Records excerpted from a collection:
========================

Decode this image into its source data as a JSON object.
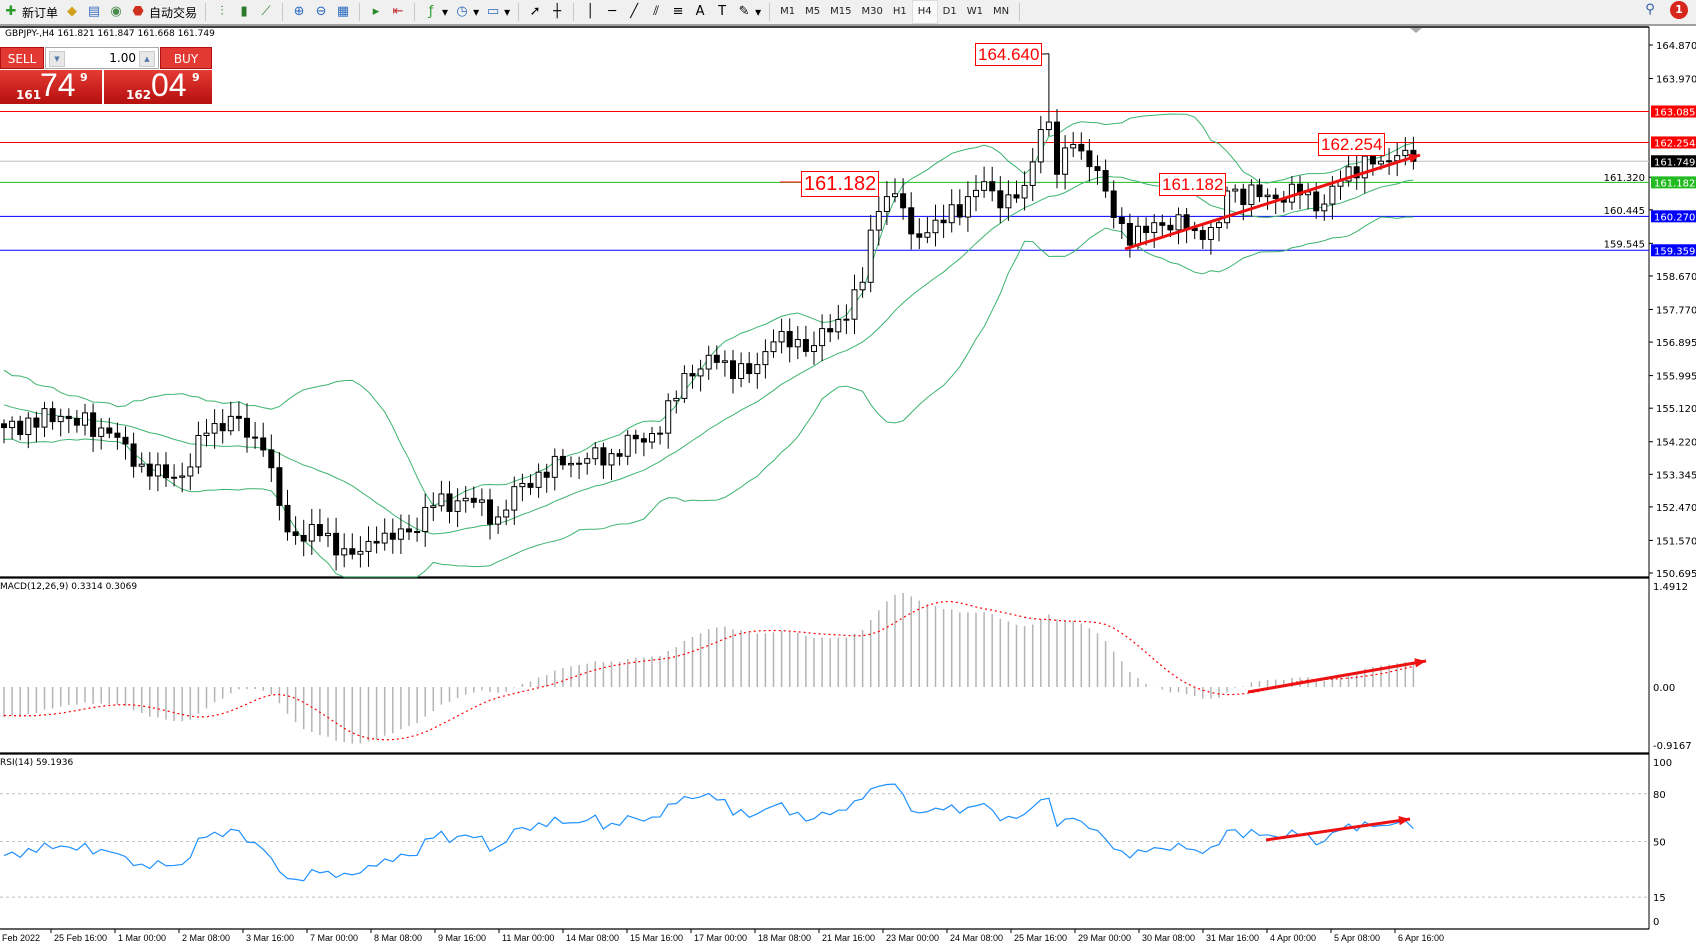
{
  "toolbar": {
    "new_order_label": "新订单",
    "auto_trading_label": "自动交易",
    "icons": [
      "new-order-icon",
      "navigator-icon",
      "terminal-icon",
      "signal-icon",
      "auto-trading-icon",
      "bar-chart-icon",
      "candlestick-icon",
      "line-chart-icon",
      "zoom-in-icon",
      "zoom-out-icon",
      "tile-icon",
      "autoscroll-icon",
      "chart-shift-icon",
      "indicators-icon",
      "periods-icon",
      "templates-icon",
      "cursor-icon",
      "crosshair-icon",
      "vertical-line-icon",
      "horizontal-line-icon",
      "trendline-icon",
      "equidistant-channel-icon",
      "fibonacci-icon",
      "text-icon",
      "text-label-icon",
      "arrows-icon"
    ],
    "timeframes": [
      "M1",
      "M5",
      "M15",
      "M30",
      "H1",
      "H4",
      "D1",
      "W1",
      "MN"
    ],
    "active_timeframe": "H4",
    "notification_count": "1"
  },
  "symbol_info": "GBPJPY-,H4  161.821 161.847 161.668 161.749",
  "trade_panel": {
    "sell_label": "SELL",
    "buy_label": "BUY",
    "lot": "1.00",
    "sell_price_prefix": "161",
    "sell_price_big": "74",
    "sell_price_sup": "9",
    "buy_price_prefix": "162",
    "buy_price_big": "04",
    "buy_price_sup": "9"
  },
  "colors": {
    "up_candle": "#ffffff",
    "down_candle": "#000000",
    "bollinger": "#3cb46e",
    "resistance": "#ff0000",
    "support_green": "#22bb22",
    "support_blue": "#0000ff",
    "current_price": "#c0c0c0",
    "macd_hist": "#b4b4b4",
    "macd_signal": "#ff0000",
    "rsi": "#1e90ff",
    "arrow": "#ee1111"
  },
  "chart_data": {
    "type": "candlestick",
    "symbol": "GBPJPY-",
    "timeframe": "H4",
    "ohlc_last": {
      "open": 161.821,
      "high": 161.847,
      "low": 161.668,
      "close": 161.749
    },
    "price_axis_ticks": [
      "164.870",
      "163.970",
      "161.320",
      "160.445",
      "159.545",
      "158.670",
      "157.770",
      "156.895",
      "155.995",
      "155.120",
      "154.220",
      "153.345",
      "152.470",
      "151.570",
      "150.695"
    ],
    "price_range": [
      150.695,
      164.87
    ],
    "time_axis_labels": [
      "Feb 2022",
      "25 Feb 16:00",
      "1 Mar 00:00",
      "2 Mar 08:00",
      "3 Mar 16:00",
      "7 Mar 00:00",
      "8 Mar 08:00",
      "9 Mar 16:00",
      "11 Mar 00:00",
      "14 Mar 08:00",
      "15 Mar 16:00",
      "17 Mar 00:00",
      "18 Mar 08:00",
      "21 Mar 16:00",
      "23 Mar 00:00",
      "24 Mar 08:00",
      "25 Mar 16:00",
      "29 Mar 00:00",
      "30 Mar 08:00",
      "31 Mar 16:00",
      "4 Apr 00:00",
      "5 Apr 08:00",
      "6 Apr 16:00"
    ],
    "close_path": [
      [
        0,
        154.6
      ],
      [
        7,
        154.9
      ],
      [
        13,
        154.45
      ],
      [
        18,
        153.3
      ],
      [
        22,
        153.3
      ],
      [
        25,
        154.45
      ],
      [
        28,
        154.9
      ],
      [
        32,
        154.0
      ],
      [
        35,
        151.8
      ],
      [
        39,
        151.7
      ],
      [
        43,
        151.2
      ],
      [
        46,
        151.5
      ],
      [
        50,
        151.8
      ],
      [
        53,
        152.5
      ],
      [
        57,
        152.7
      ],
      [
        61,
        152.2
      ],
      [
        64,
        153.1
      ],
      [
        69,
        153.6
      ],
      [
        75,
        153.9
      ],
      [
        78,
        154.3
      ],
      [
        81,
        154.45
      ],
      [
        84,
        156.05
      ],
      [
        88,
        156.35
      ],
      [
        92,
        156.05
      ],
      [
        95,
        156.9
      ],
      [
        100,
        156.8
      ],
      [
        103,
        157.5
      ],
      [
        106,
        158.5
      ],
      [
        107,
        159.9
      ],
      [
        109,
        160.8
      ],
      [
        111,
        160.5
      ],
      [
        112,
        159.8
      ],
      [
        116,
        160.1
      ],
      [
        119,
        160.8
      ],
      [
        121,
        161.2
      ],
      [
        123,
        160.5
      ],
      [
        126,
        161.1
      ],
      [
        128,
        162.6
      ],
      [
        129,
        162.8
      ],
      [
        130,
        161.4
      ],
      [
        132,
        162.2
      ],
      [
        135,
        161.5
      ],
      [
        136,
        160.95
      ],
      [
        139,
        159.5
      ],
      [
        142,
        160.1
      ],
      [
        146,
        159.95
      ],
      [
        148,
        159.65
      ],
      [
        150,
        160.1
      ],
      [
        151,
        160.95
      ],
      [
        155,
        160.8
      ],
      [
        160,
        160.85
      ],
      [
        163,
        160.6
      ],
      [
        166,
        161.6
      ],
      [
        170,
        161.75
      ],
      [
        172,
        161.9
      ],
      [
        174,
        161.749
      ]
    ],
    "horizontal_levels": [
      {
        "price": "163.085",
        "color": "#ff0000"
      },
      {
        "price": "162.254",
        "color": "#ff0000"
      },
      {
        "price": "161.749",
        "color": "#c0c0c0",
        "label_bg": "#000000"
      },
      {
        "price": "161.182",
        "color": "#22bb22"
      },
      {
        "price": "160.270",
        "color": "#0000ff"
      },
      {
        "price": "159.359",
        "color": "#0000ff"
      }
    ],
    "annotations": {
      "peak": "164.640",
      "fib_left": "161.182",
      "fib_right": "161.182",
      "high_right": "162.254"
    },
    "bollinger": {
      "period": 20,
      "deviation": 2
    },
    "macd": {
      "label": "MACD(12,26,9) 0.3314 0.3069",
      "max": "1.4912",
      "zero": "0.00",
      "min": "-0.9167"
    },
    "rsi": {
      "label": "RSI(14) 59.1936",
      "levels": [
        "100",
        "80",
        "50",
        "15",
        "0"
      ]
    }
  }
}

========================

## THE TASK
Omit the pictures, and quote the material above exactly as given.

## RESPONSE TO THIS TASK
Decode this image into its source data as a JSON object.
{
  "toolbar": {
    "new_order_label": "新订单",
    "auto_trading_label": "自动交易",
    "icons": [
      "new-order-icon",
      "navigator-icon",
      "terminal-icon",
      "signal-icon",
      "auto-trading-icon",
      "bar-chart-icon",
      "candlestick-icon",
      "line-chart-icon",
      "zoom-in-icon",
      "zoom-out-icon",
      "tile-icon",
      "autoscroll-icon",
      "chart-shift-icon",
      "indicators-icon",
      "periods-icon",
      "templates-icon",
      "cursor-icon",
      "crosshair-icon",
      "vertical-line-icon",
      "horizontal-line-icon",
      "trendline-icon",
      "equidistant-channel-icon",
      "fibonacci-icon",
      "text-icon",
      "text-label-icon",
      "arrows-icon"
    ],
    "timeframes": [
      "M1",
      "M5",
      "M15",
      "M30",
      "H1",
      "H4",
      "D1",
      "W1",
      "MN"
    ],
    "active_timeframe": "H4",
    "notification_count": "1"
  },
  "symbol_info": "GBPJPY-,H4  161.821 161.847 161.668 161.749",
  "trade_panel": {
    "sell_label": "SELL",
    "buy_label": "BUY",
    "lot": "1.00",
    "sell_price_prefix": "161",
    "sell_price_big": "74",
    "sell_price_sup": "9",
    "buy_price_prefix": "162",
    "buy_price_big": "04",
    "buy_price_sup": "9"
  },
  "colors": {
    "up_candle": "#ffffff",
    "down_candle": "#000000",
    "bollinger": "#3cb46e",
    "resistance": "#ff0000",
    "support_green": "#22bb22",
    "support_blue": "#0000ff",
    "current_price": "#c0c0c0",
    "macd_hist": "#b4b4b4",
    "macd_signal": "#ff0000",
    "rsi": "#1e90ff",
    "arrow": "#ee1111"
  },
  "chart_data": {
    "type": "candlestick",
    "symbol": "GBPJPY-",
    "timeframe": "H4",
    "ohlc_last": {
      "open": 161.821,
      "high": 161.847,
      "low": 161.668,
      "close": 161.749
    },
    "price_axis_ticks": [
      "164.870",
      "163.970",
      "161.320",
      "160.445",
      "159.545",
      "158.670",
      "157.770",
      "156.895",
      "155.995",
      "155.120",
      "154.220",
      "153.345",
      "152.470",
      "151.570",
      "150.695"
    ],
    "price_range": [
      150.695,
      164.87
    ],
    "time_axis_labels": [
      "Feb 2022",
      "25 Feb 16:00",
      "1 Mar 00:00",
      "2 Mar 08:00",
      "3 Mar 16:00",
      "7 Mar 00:00",
      "8 Mar 08:00",
      "9 Mar 16:00",
      "11 Mar 00:00",
      "14 Mar 08:00",
      "15 Mar 16:00",
      "17 Mar 00:00",
      "18 Mar 08:00",
      "21 Mar 16:00",
      "23 Mar 00:00",
      "24 Mar 08:00",
      "25 Mar 16:00",
      "29 Mar 00:00",
      "30 Mar 08:00",
      "31 Mar 16:00",
      "4 Apr 00:00",
      "5 Apr 08:00",
      "6 Apr 16:00"
    ],
    "close_path": [
      [
        0,
        154.6
      ],
      [
        7,
        154.9
      ],
      [
        13,
        154.45
      ],
      [
        18,
        153.3
      ],
      [
        22,
        153.3
      ],
      [
        25,
        154.45
      ],
      [
        28,
        154.9
      ],
      [
        32,
        154.0
      ],
      [
        35,
        151.8
      ],
      [
        39,
        151.7
      ],
      [
        43,
        151.2
      ],
      [
        46,
        151.5
      ],
      [
        50,
        151.8
      ],
      [
        53,
        152.5
      ],
      [
        57,
        152.7
      ],
      [
        61,
        152.2
      ],
      [
        64,
        153.1
      ],
      [
        69,
        153.6
      ],
      [
        75,
        153.9
      ],
      [
        78,
        154.3
      ],
      [
        81,
        154.45
      ],
      [
        84,
        156.05
      ],
      [
        88,
        156.35
      ],
      [
        92,
        156.05
      ],
      [
        95,
        156.9
      ],
      [
        100,
        156.8
      ],
      [
        103,
        157.5
      ],
      [
        106,
        158.5
      ],
      [
        107,
        159.9
      ],
      [
        109,
        160.8
      ],
      [
        111,
        160.5
      ],
      [
        112,
        159.8
      ],
      [
        116,
        160.1
      ],
      [
        119,
        160.8
      ],
      [
        121,
        161.2
      ],
      [
        123,
        160.5
      ],
      [
        126,
        161.1
      ],
      [
        128,
        162.6
      ],
      [
        129,
        162.8
      ],
      [
        130,
        161.4
      ],
      [
        132,
        162.2
      ],
      [
        135,
        161.5
      ],
      [
        136,
        160.95
      ],
      [
        139,
        159.5
      ],
      [
        142,
        160.1
      ],
      [
        146,
        159.95
      ],
      [
        148,
        159.65
      ],
      [
        150,
        160.1
      ],
      [
        151,
        160.95
      ],
      [
        155,
        160.8
      ],
      [
        160,
        160.85
      ],
      [
        163,
        160.6
      ],
      [
        166,
        161.6
      ],
      [
        170,
        161.75
      ],
      [
        172,
        161.9
      ],
      [
        174,
        161.749
      ]
    ],
    "horizontal_levels": [
      {
        "price": "163.085",
        "color": "#ff0000"
      },
      {
        "price": "162.254",
        "color": "#ff0000"
      },
      {
        "price": "161.749",
        "color": "#c0c0c0",
        "label_bg": "#000000"
      },
      {
        "price": "161.182",
        "color": "#22bb22"
      },
      {
        "price": "160.270",
        "color": "#0000ff"
      },
      {
        "price": "159.359",
        "color": "#0000ff"
      }
    ],
    "annotations": {
      "peak": "164.640",
      "fib_left": "161.182",
      "fib_right": "161.182",
      "high_right": "162.254"
    },
    "bollinger": {
      "period": 20,
      "deviation": 2
    },
    "macd": {
      "label": "MACD(12,26,9) 0.3314 0.3069",
      "max": "1.4912",
      "zero": "0.00",
      "min": "-0.9167"
    },
    "rsi": {
      "label": "RSI(14) 59.1936",
      "levels": [
        "100",
        "80",
        "50",
        "15",
        "0"
      ]
    }
  }
}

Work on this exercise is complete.